▶ _EXERCISE AIM_
Extract the records below word for word and ignore the images.

==================================================

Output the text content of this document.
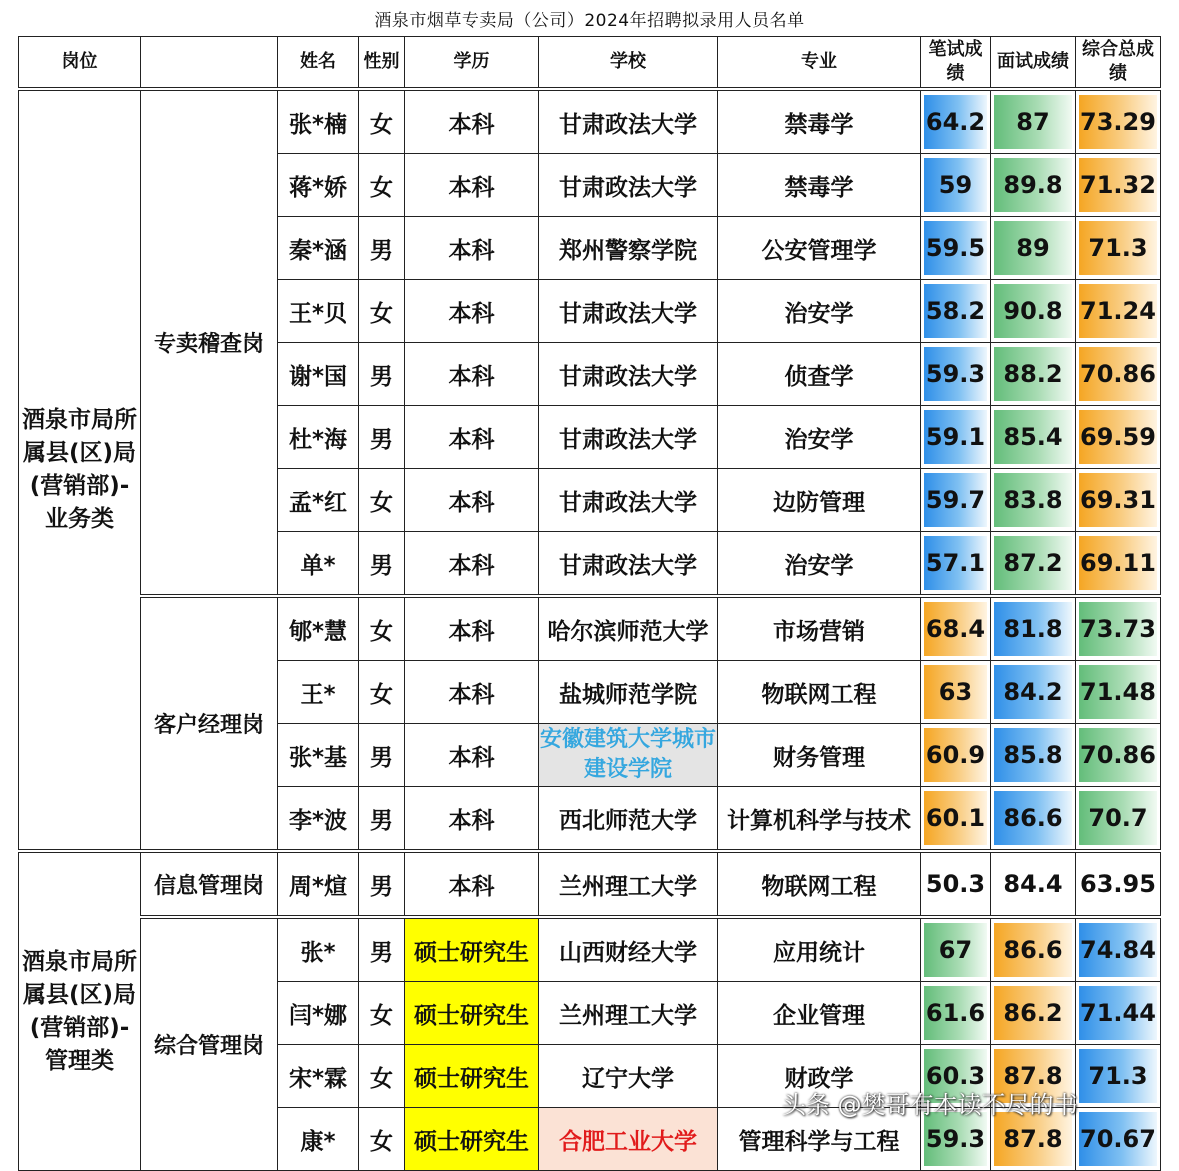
酒泉市烟草专卖局（公司）2024年招聘拟录用人员名单
岗位		姓名	性别	学历	学校	专业	笔试成绩	面试成绩	综合总成绩
酒泉市局所属县(区)局(营销部)-业务类	专卖稽查岗	张*楠	女	本科	甘肃政法大学	禁毒学	64.2	87	73.29

		蒋*娇	女	本科	甘肃政法大学	禁毒学	59	89.8	71.32

		秦*涵	男	本科	郑州警察学院	公安管理学	59.5	89	71.3

		王*贝	女	本科	甘肃政法大学	治安学	58.2	90.8	71.24

		谢*国	男	本科	甘肃政法大学	侦查学	59.3	88.2	70.86

		杜*海	男	本科	甘肃政法大学	治安学	59.1	85.4	69.59

		孟*红	女	本科	甘肃政法大学	边防管理	59.7	83.8	69.31

		单*	男	本科	甘肃政法大学	治安学	57.1	87.2	69.11

	客户经理岗	郇*慧	女	本科	哈尔滨师范大学	市场营销	68.4	81.8	73.73

		王*	女	本科	盐城师范学院	物联网工程	63	84.2	71.48

		张*基	男	本科	安徽建筑大学城市建设学院	财务管理	60.9	85.8	70.86

		李*波	男	本科	西北师范大学	计算机科学与技术	60.1	86.6	70.7

酒泉市局所属县(区)局(营销部)-管理类	信息管理岗	周*煊	男	本科	兰州理工大学	物联网工程	50.3	84.4	63.95

	综合管理岗	张*	男	硕士研究生	山西财经大学	应用统计	67	86.6	74.84

		闫*娜	女	硕士研究生	兰州理工大学	企业管理	61.6	86.2	71.44

		宋*霖	女	硕士研究生	辽宁大学	财政学	60.3	87.8	71.3

		康*	女	硕士研究生	合肥工业大学	管理科学与工程	59.3	87.8	70.67
头条 @樊哥有本读不尽的书
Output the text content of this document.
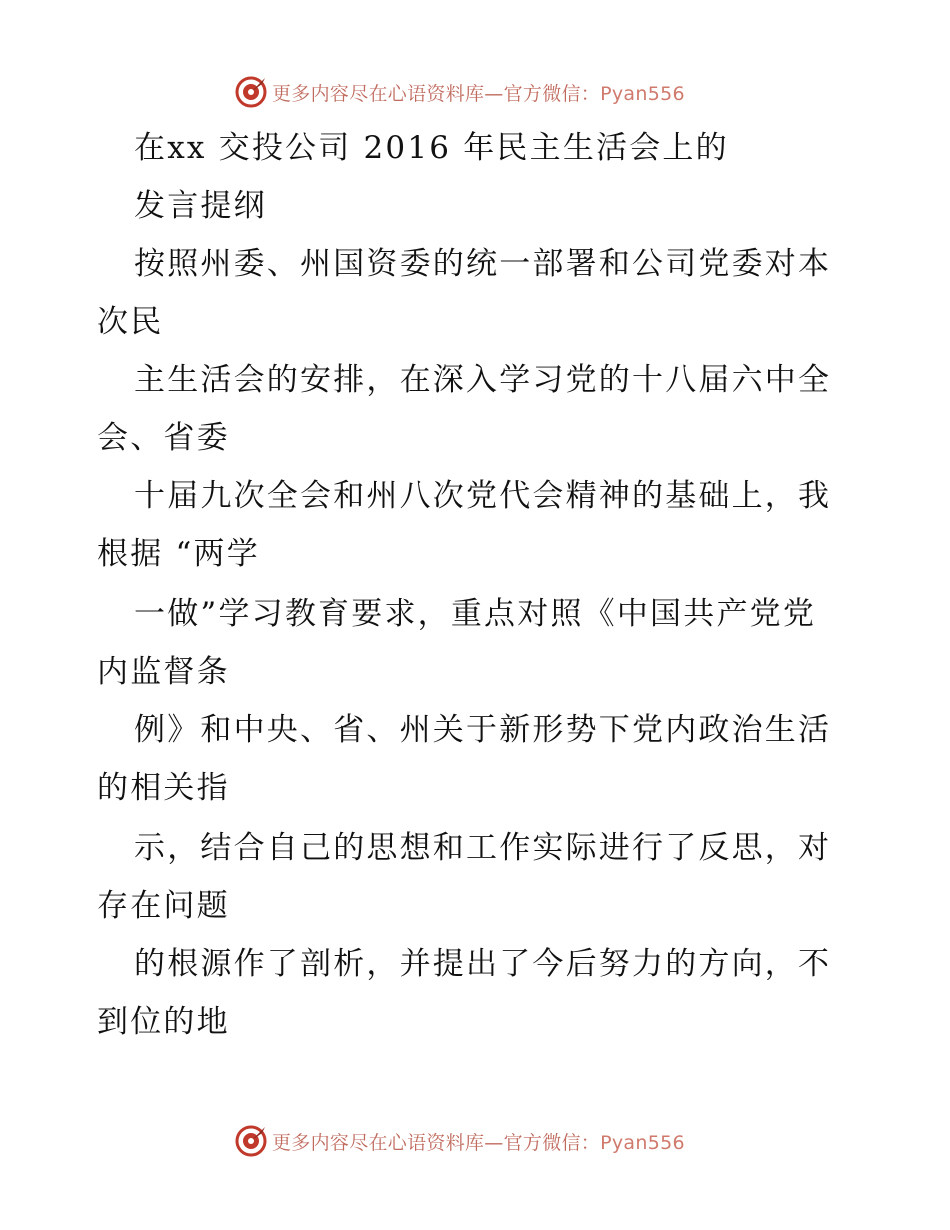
更多内容尽在心语资料库—官方微信：Pyan556
在xx 交投公司 2016 年民主生活会上的
发言提纲
按照州委、州国资委的统一部署和公司党委对本
次民
主生活会的安排，在深入学习党的十八届六中全
会、省委
十届九次全会和州八次党代会精神的基础上，我
根据 “两学
一做”学习教育要求，重点对照《中国共产党党
内监督条
例》和中央、省、州关于新形势下党内政治生活
的相关指
示，结合自己的思想和工作实际进行了反思，对
存在问题
的根源作了剖析，并提出了今后努力的方向，不
到位的地
更多内容尽在心语资料库—官方微信：Pyan556
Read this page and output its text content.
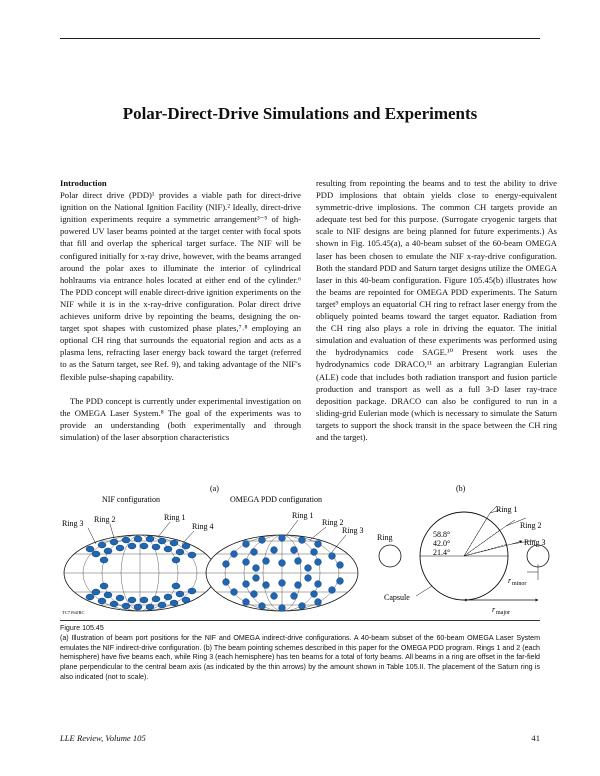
Polar-Direct-Drive Simulations and Experiments
Introduction

Polar direct drive (PDD)¹ provides a viable path for direct-drive ignition on the National Ignition Facility (NIF).² Ideally, direct-drive ignition experiments require a symmetric arrangement³⁻⁵ of high-powered UV laser beams pointed at the target center with focal spots that fill and overlap the spherical target surface. The NIF will be configured initially for x-ray drive, however, with the beams arranged around the polar axes to illuminate the interior of cylindrical hohlraums via entrance holes located at either end of the cylinder.⁶ The PDD concept will enable direct-drive ignition experiments on the NIF while it is in the x-ray-drive configuration. Polar direct drive achieves uniform drive by repointing the beams, designing the on-target spot shapes with customized phase plates,⁷˒⁸ employing an optional CH ring that surrounds the equatorial region and acts as a plasma lens, refracting laser energy back toward the target (referred to as the Saturn target, see Ref. 9), and taking advantage of the NIF's flexible pulse-shaping capability.

The PDD concept is currently under experimental investigation on the OMEGA Laser System.⁸ The goal of the experiments was to provide an understanding (both experimentally and through simulation) of the laser absorption characteristics

resulting from repointing the beams and to test the ability to drive PDD implosions that obtain yields close to energy-equivalent symmetric-drive implosions. The common CH targets provide an adequate test bed for this purpose. (Surrogate cryogenic targets that scale to NIF designs are being planned for future experiments.) As shown in Fig. 105.45(a), a 40-beam subset of the 60-beam OMEGA laser has been chosen to emulate the NIF x-ray-drive configuration. Both the standard PDD and Saturn target designs utilize the OMEGA laser in this 40-beam configuration. Figure 105.45(b) illustrates how the beams are repointed for OMEGA PDD experiments. The Saturn target⁹ employs an equatorial CH ring to refract laser energy from the obliquely pointed beams toward the target equator. Radiation from the CH ring also plays a role in driving the equator. The initial simulation and evaluation of these experiments was performed using the hydrodynamics code SAGE.¹⁰ Present work uses the hydrodynamics code DRACO,¹¹ an arbitrary Lagrangian Eulerian (ALE) code that includes both radiation transport and fusion particle production and transport as well as a full 3-D laser ray-trace deposition package. DRACO can also be configured to run in a sliding-grid Eulerian mode (which is necessary to simulate the Saturn targets to support the shock transit in the space between the CH ring and the target).

(a)	(b)
NIF configuration	OMEGA PDD configuration
Ring 3 Ring 2	Ring 1
Ring 4
TC7194JRC
Ring 1
Ring 2
Ring 3	58.8°
42.0°
21.4°
Ring
Ring 1
Ring 2
Ring 3
Capsule
r minor
r major
Figure 105.45
(a) Illustration of beam port positions for the NIF and OMEGA indirect-drive configurations. A 40-beam subset of the 60-beam OMEGA Laser System emulates the NIF indirect-drive configuration. (b) The beam pointing schemes described in this paper for the OMEGA PDD program. Rings 1 and 2 (each hemisphere) have five beams each, while Ring 3 (each hemisphere) has ten beams for a total of forty beams. All beams in a ring are offset in the far-field plane perpendicular to the central beam axis (as indicated by the thin arrows) by the amount shown in Table 105.II. The placement of the Saturn ring is also indicated (not to scale).
LLE Review, Volume 105	41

==================================================

▶ _WORKED SOLUTION_
Output the text content of this document.
酒泉市烟草专卖局（公司）2024年招聘拟录用人员名单
岗位		姓名	性别	学历	学校	专业	笔试成绩	面试成绩	综合总成绩
酒泉市局所属县(区)局(营销部)-业务类	专卖稽查岗	张*楠	女	本科	甘肃政法大学	禁毒学	64.2	87	73.29

		蒋*娇	女	本科	甘肃政法大学	禁毒学	59	89.8	71.32

		秦*涵	男	本科	郑州警察学院	公安管理学	59.5	89	71.3

		王*贝	女	本科	甘肃政法大学	治安学	58.2	90.8	71.24

		谢*国	男	本科	甘肃政法大学	侦查学	59.3	88.2	70.86

		杜*海	男	本科	甘肃政法大学	治安学	59.1	85.4	69.59

		孟*红	女	本科	甘肃政法大学	边防管理	59.7	83.8	69.31

		单*	男	本科	甘肃政法大学	治安学	57.1	87.2	69.11

	客户经理岗	郇*慧	女	本科	哈尔滨师范大学	市场营销	68.4	81.8	73.73

		王*	女	本科	盐城师范学院	物联网工程	63	84.2	71.48

		张*基	男	本科	安徽建筑大学城市建设学院	财务管理	60.9	85.8	70.86

		李*波	男	本科	西北师范大学	计算机科学与技术	60.1	86.6	70.7

酒泉市局所属县(区)局(营销部)-管理类	信息管理岗	周*煊	男	本科	兰州理工大学	物联网工程	50.3	84.4	63.95

	综合管理岗	张*	男	硕士研究生	山西财经大学	应用统计	67	86.6	74.84

		闫*娜	女	硕士研究生	兰州理工大学	企业管理	61.6	86.2	71.44

		宋*霖	女	硕士研究生	辽宁大学	财政学	60.3	87.8	71.3

		康*	女	硕士研究生	合肥工业大学	管理科学与工程	59.3	87.8	70.67
头条 @樊哥有本读不尽的书
Output the text content of this document.
更多内容尽在心语资料库—官方微信：Pyan556
在xx 交投公司 2016 年民主生活会上的
发言提纲
按照州委、州国资委的统一部署和公司党委对本
次民
主生活会的安排，在深入学习党的十八届六中全
会、省委
十届九次全会和州八次党代会精神的基础上，我
根据 “两学
一做”学习教育要求，重点对照《中国共产党党
内监督条
例》和中央、省、州关于新形势下党内政治生活
的相关指
示，结合自己的思想和工作实际进行了反思，对
存在问题
的根源作了剖析，并提出了今后努力的方向，不
到位的地
更多内容尽在心语资料库—官方微信：Pyan556
Read this page and output its text content.
Polar-Direct-Drive Simulations and Experiments
Introduction

Polar direct drive (PDD)¹ provides a viable path for direct-drive ignition on the National Ignition Facility (NIF).² Ideally, direct-drive ignition experiments require a symmetric arrangement³⁻⁵ of high-powered UV laser beams pointed at the target center with focal spots that fill and overlap the spherical target surface. The NIF will be configured initially for x-ray drive, however, with the beams arranged around the polar axes to illuminate the interior of cylindrical hohlraums via entrance holes located at either end of the cylinder.⁶ The PDD concept will enable direct-drive ignition experiments on the NIF while it is in the x-ray-drive configuration. Polar direct drive achieves uniform drive by repointing the beams, designing the on-target spot shapes with customized phase plates,⁷˒⁸ employing an optional CH ring that surrounds the equatorial region and acts as a plasma lens, refracting laser energy back toward the target (referred to as the Saturn target, see Ref. 9), and taking advantage of the NIF's flexible pulse-shaping capability.

The PDD concept is currently under experimental investigation on the OMEGA Laser System.⁸ The goal of the experiments was to provide an understanding (both experimentally and through simulation) of the laser absorption characteristics

resulting from repointing the beams and to test the ability to drive PDD implosions that obtain yields close to energy-equivalent symmetric-drive implosions. The common CH targets provide an adequate test bed for this purpose. (Surrogate cryogenic targets that scale to NIF designs are being planned for future experiments.) As shown in Fig. 105.45(a), a 40-beam subset of the 60-beam OMEGA laser has been chosen to emulate the NIF x-ray-drive configuration. Both the standard PDD and Saturn target designs utilize the OMEGA laser in this 40-beam configuration. Figure 105.45(b) illustrates how the beams are repointed for OMEGA PDD experiments. The Saturn target⁹ employs an equatorial CH ring to refract laser energy from the obliquely pointed beams toward the target equator. Radiation from the CH ring also plays a role in driving the equator. The initial simulation and evaluation of these experiments was performed using the hydrodynamics code SAGE.¹⁰ Present work uses the hydrodynamics code DRACO,¹¹ an arbitrary Lagrangian Eulerian (ALE) code that includes both radiation transport and fusion particle production and transport as well as a full 3-D laser ray-trace deposition package. DRACO can also be configured to run in a sliding-grid Eulerian mode (which is necessary to simulate the Saturn targets to support the shock transit in the space between the CH ring and the target).

(a)	(b)
NIF configuration	OMEGA PDD configuration
Ring 3 Ring 2	Ring 1
Ring 4
TC7194JRC
Ring 1
Ring 2
Ring 3	58.8°
42.0°
21.4°
Ring
Ring 1
Ring 2
Ring 3
Capsule
r minor
r major
Figure 105.45
(a) Illustration of beam port positions for the NIF and OMEGA indirect-drive configurations. A 40-beam subset of the 60-beam OMEGA Laser System emulates the NIF indirect-drive configuration. (b) The beam pointing schemes described in this paper for the OMEGA PDD program. Rings 1 and 2 (each hemisphere) have five beams each, while Ring 3 (each hemisphere) has ten beams for a total of forty beams. All beams in a ring are offset in the far-field plane perpendicular to the central beam axis (as indicated by the thin arrows) by the amount shown in Table 105.II. The placement of the Saturn ring is also indicated (not to scale).
LLE Review, Volume 105	41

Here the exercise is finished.